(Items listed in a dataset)
►

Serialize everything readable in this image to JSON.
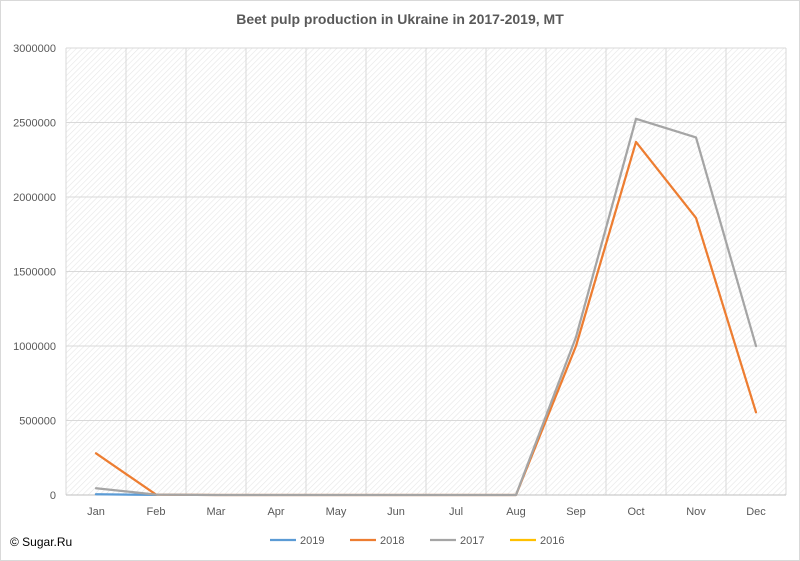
{
  "copyright": "© Sugar.Ru",
  "colors": {
    "grid": "#d9d9d9",
    "hatch": "#e6e6e6",
    "axis": "#bfbfbf",
    "text": "#595959"
  },
  "chart_data": {
    "type": "line",
    "title": "Beet pulp production in Ukraine in 2017-2019, MT",
    "xlabel": "",
    "ylabel": "",
    "categories": [
      "Jan",
      "Feb",
      "Mar",
      "Apr",
      "May",
      "Jun",
      "Jul",
      "Aug",
      "Sep",
      "Oct",
      "Nov",
      "Dec"
    ],
    "ylim": [
      0,
      3000000
    ],
    "yticks": [
      "0",
      "500000",
      "1000000",
      "1500000",
      "2000000",
      "2500000",
      "3000000"
    ],
    "grid": true,
    "background": "diagonal hatch",
    "legend_position": "bottom",
    "series": [
      {
        "name": "2019",
        "color": "#5b9bd5",
        "values": [
          5000,
          1000,
          null,
          null,
          null,
          null,
          null,
          null,
          null,
          null,
          null,
          null
        ]
      },
      {
        "name": "2018",
        "color": "#ed7d31",
        "values": [
          280000,
          3000,
          0,
          0,
          0,
          0,
          0,
          0,
          1000000,
          2370000,
          1860000,
          555000
        ]
      },
      {
        "name": "2017",
        "color": "#a5a5a5",
        "values": [
          45000,
          3000,
          0,
          0,
          0,
          0,
          0,
          0,
          1060000,
          2525000,
          2400000,
          1000000
        ]
      },
      {
        "name": "2016",
        "color": "#ffc000",
        "values": [
          null,
          null,
          null,
          null,
          null,
          null,
          null,
          null,
          null,
          null,
          null,
          null
        ]
      }
    ]
  }
}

◄

### [EXERCISE INSTRUCTIONS]
Give all the entries again exactly, dropping each picture.

### [THE REPLY]
Serialize everything readable in this image to JSON.
{
  "copyright": "© Sugar.Ru",
  "colors": {
    "grid": "#d9d9d9",
    "hatch": "#e6e6e6",
    "axis": "#bfbfbf",
    "text": "#595959"
  },
  "chart_data": {
    "type": "line",
    "title": "Beet pulp production in Ukraine in 2017-2019, MT",
    "xlabel": "",
    "ylabel": "",
    "categories": [
      "Jan",
      "Feb",
      "Mar",
      "Apr",
      "May",
      "Jun",
      "Jul",
      "Aug",
      "Sep",
      "Oct",
      "Nov",
      "Dec"
    ],
    "ylim": [
      0,
      3000000
    ],
    "yticks": [
      "0",
      "500000",
      "1000000",
      "1500000",
      "2000000",
      "2500000",
      "3000000"
    ],
    "grid": true,
    "background": "diagonal hatch",
    "legend_position": "bottom",
    "series": [
      {
        "name": "2019",
        "color": "#5b9bd5",
        "values": [
          5000,
          1000,
          null,
          null,
          null,
          null,
          null,
          null,
          null,
          null,
          null,
          null
        ]
      },
      {
        "name": "2018",
        "color": "#ed7d31",
        "values": [
          280000,
          3000,
          0,
          0,
          0,
          0,
          0,
          0,
          1000000,
          2370000,
          1860000,
          555000
        ]
      },
      {
        "name": "2017",
        "color": "#a5a5a5",
        "values": [
          45000,
          3000,
          0,
          0,
          0,
          0,
          0,
          0,
          1060000,
          2525000,
          2400000,
          1000000
        ]
      },
      {
        "name": "2016",
        "color": "#ffc000",
        "values": [
          null,
          null,
          null,
          null,
          null,
          null,
          null,
          null,
          null,
          null,
          null,
          null
        ]
      }
    ]
  }
}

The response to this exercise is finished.